● **Short problem**: Look through the material below. Copy each line that contains the string "JSON".

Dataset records

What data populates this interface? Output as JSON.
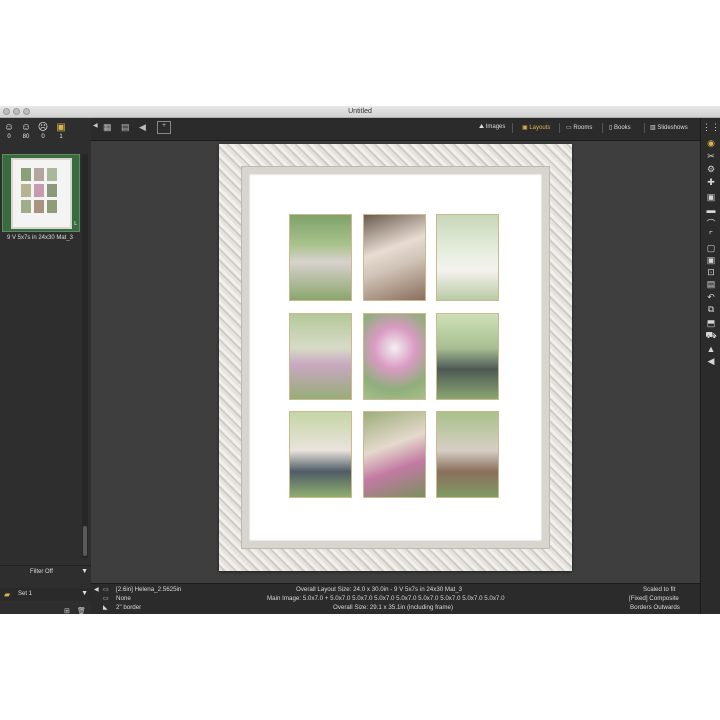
{
  "window": {
    "title": "Untitled"
  },
  "ratings": [
    {
      "icon": "smile-icon",
      "glyph": "☺",
      "count": "0"
    },
    {
      "icon": "neutral-face-icon",
      "glyph": "☺",
      "count": "80"
    },
    {
      "icon": "frown-icon",
      "glyph": "☹",
      "count": "0"
    },
    {
      "icon": "layout-icon",
      "glyph": "▣",
      "count": "1"
    }
  ],
  "thumbnail": {
    "caption": "9 V 5x7s in 24x30 Mat_3",
    "badge": "L"
  },
  "filter": {
    "label": "Filter Off"
  },
  "set": {
    "label": "Set 1"
  },
  "tabs": [
    {
      "label": "Images",
      "icon": "images-icon"
    },
    {
      "label": "Layouts",
      "icon": "layouts-icon"
    },
    {
      "label": "Rooms",
      "icon": "rooms-icon"
    },
    {
      "label": "Books",
      "icon": "books-icon"
    },
    {
      "label": "Slideshows",
      "icon": "slideshows-icon"
    }
  ],
  "active_tab": "Layouts",
  "status": {
    "left1": "[2.6in] Helena_2.5625in",
    "left2": "None",
    "left3": "2\" border",
    "center1": "Overall Layout Size: 24.0 x 30.0in - 9 V 5x7s in 24x30 Mat_3",
    "center2": "Main Image: 5.0x7.0 + 5.0x7.0  5.0x7.0  5.0x7.0  5.0x7.0  5.0x7.0  5.0x7.0  5.0x7.0  5.0x7.0",
    "center3": "Overall Size: 29.1 x 35.1in (including frame)",
    "right1": "Scaled to fit",
    "right2": "[Fixed] Composite",
    "right3": "Borders Outwards"
  },
  "colors": {
    "accent": "#e0b44a",
    "selection": "#3a6b3f",
    "frame": "#e6e3de"
  }
}
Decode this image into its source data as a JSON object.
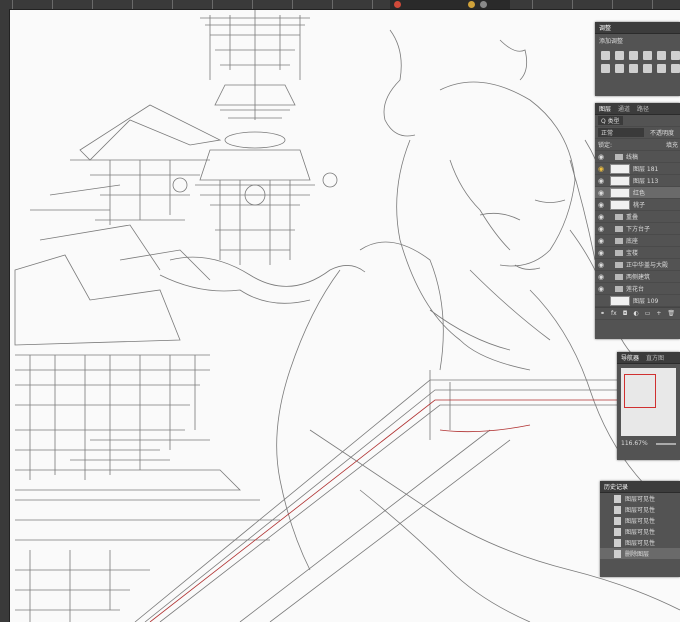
{
  "app": {
    "title_bar_dots": [
      "#d04a3a",
      "#d0a23a",
      "#8a8a8a"
    ]
  },
  "adjustments": {
    "title": "调整",
    "subtitle": "添加调整"
  },
  "layers": {
    "tabs": [
      "图层",
      "通道",
      "路径"
    ],
    "filter_label": "Q 类型",
    "blend_mode": "正常",
    "opacity_label": "不透明度",
    "lock_label": "锁定:",
    "fill_label": "填充",
    "items": [
      {
        "label": "线稿",
        "kind": "folder",
        "visible": true
      },
      {
        "label": "图层 181",
        "kind": "layer",
        "visible": true,
        "highlight": true
      },
      {
        "label": "图层 113",
        "kind": "layer",
        "visible": true
      },
      {
        "label": "红色",
        "kind": "layer",
        "visible": true,
        "selected": true
      },
      {
        "label": "桃子",
        "kind": "layer",
        "visible": true
      },
      {
        "label": "重叠",
        "kind": "folder",
        "visible": true
      },
      {
        "label": "下方台子",
        "kind": "folder",
        "visible": true
      },
      {
        "label": "底座",
        "kind": "folder",
        "visible": true
      },
      {
        "label": "宝楼",
        "kind": "folder",
        "visible": true
      },
      {
        "label": "正中华盖与大殿",
        "kind": "folder",
        "visible": true
      },
      {
        "label": "两侧建筑",
        "kind": "folder",
        "visible": true
      },
      {
        "label": "莲花台",
        "kind": "folder",
        "visible": true
      },
      {
        "label": "图层 109",
        "kind": "layer",
        "visible": false
      }
    ]
  },
  "navigator": {
    "tabs": [
      "导航器",
      "直方图"
    ],
    "zoom": "116.67%"
  },
  "history": {
    "tabs": [
      "历史记录"
    ],
    "items": [
      "图层可见性",
      "图层可见性",
      "图层可见性",
      "图层可见性",
      "图层可见性",
      "删除图层"
    ]
  }
}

● **Completed task**:
What data populates this interface? Output as JSON.
Decode this image into its source data as a JSON object.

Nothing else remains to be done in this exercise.